▶ _Data for this task_
========================

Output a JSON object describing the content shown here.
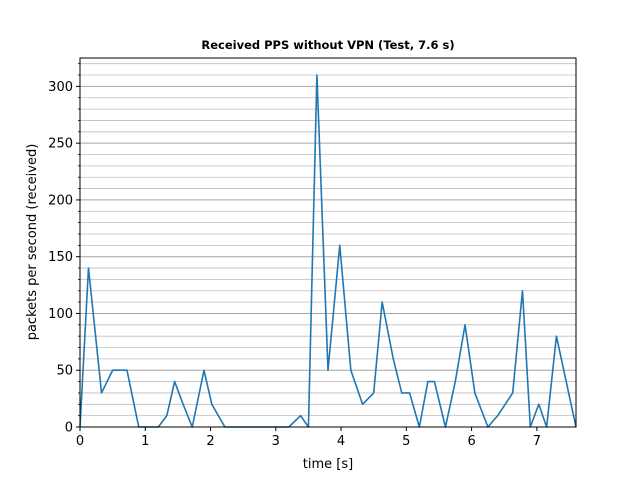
{
  "chart_data": {
    "type": "line",
    "title": "Received PPS without VPN (Test, 7.6 s)",
    "xlabel": "time [s]",
    "ylabel": "packets per second (received)",
    "xlim": [
      0,
      7.6
    ],
    "ylim": [
      0,
      325
    ],
    "x_ticks": [
      0,
      1,
      2,
      3,
      4,
      5,
      6,
      7
    ],
    "y_ticks": [
      0,
      50,
      100,
      150,
      200,
      250,
      300
    ],
    "grid": "horizontal minor and major gridlines",
    "line_color": "#1f77b4",
    "series": [
      {
        "x": [
          0.0,
          0.13,
          0.33,
          0.5,
          0.72,
          0.9,
          1.0,
          1.2,
          1.33,
          1.45,
          1.58,
          1.72,
          1.9,
          2.02,
          2.22,
          2.5,
          2.8,
          3.0,
          3.2,
          3.38,
          3.5,
          3.63,
          3.8,
          3.98,
          4.15,
          4.33,
          4.5,
          4.63,
          4.8,
          4.93,
          5.05,
          5.2,
          5.33,
          5.43,
          5.6,
          5.75,
          5.9,
          6.05,
          6.25,
          6.4,
          6.63,
          6.78,
          6.9,
          7.03,
          7.15,
          7.3,
          7.45,
          7.6
        ],
        "y": [
          0,
          140,
          30,
          50,
          50,
          0,
          0,
          0,
          10,
          40,
          20,
          0,
          50,
          20,
          0,
          0,
          0,
          0,
          0,
          10,
          0,
          310,
          50,
          160,
          50,
          20,
          30,
          110,
          60,
          30,
          30,
          0,
          40,
          40,
          0,
          40,
          90,
          30,
          0,
          10,
          30,
          120,
          0,
          20,
          0,
          80,
          40,
          0
        ]
      }
    ]
  }
}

========================

Give an exact copy of the material, leaving out every picture.

▶ _Reply to the exercise_
Output a JSON object describing the content shown here.
{
  "chart_data": {
    "type": "line",
    "title": "Received PPS without VPN (Test, 7.6 s)",
    "xlabel": "time [s]",
    "ylabel": "packets per second (received)",
    "xlim": [
      0,
      7.6
    ],
    "ylim": [
      0,
      325
    ],
    "x_ticks": [
      0,
      1,
      2,
      3,
      4,
      5,
      6,
      7
    ],
    "y_ticks": [
      0,
      50,
      100,
      150,
      200,
      250,
      300
    ],
    "grid": "horizontal minor and major gridlines",
    "line_color": "#1f77b4",
    "series": [
      {
        "x": [
          0.0,
          0.13,
          0.33,
          0.5,
          0.72,
          0.9,
          1.0,
          1.2,
          1.33,
          1.45,
          1.58,
          1.72,
          1.9,
          2.02,
          2.22,
          2.5,
          2.8,
          3.0,
          3.2,
          3.38,
          3.5,
          3.63,
          3.8,
          3.98,
          4.15,
          4.33,
          4.5,
          4.63,
          4.8,
          4.93,
          5.05,
          5.2,
          5.33,
          5.43,
          5.6,
          5.75,
          5.9,
          6.05,
          6.25,
          6.4,
          6.63,
          6.78,
          6.9,
          7.03,
          7.15,
          7.3,
          7.45,
          7.6
        ],
        "y": [
          0,
          140,
          30,
          50,
          50,
          0,
          0,
          0,
          10,
          40,
          20,
          0,
          50,
          20,
          0,
          0,
          0,
          0,
          0,
          10,
          0,
          310,
          50,
          160,
          50,
          20,
          30,
          110,
          60,
          30,
          30,
          0,
          40,
          40,
          0,
          40,
          90,
          30,
          0,
          10,
          30,
          120,
          0,
          20,
          0,
          80,
          40,
          0
        ]
      }
    ]
  }
}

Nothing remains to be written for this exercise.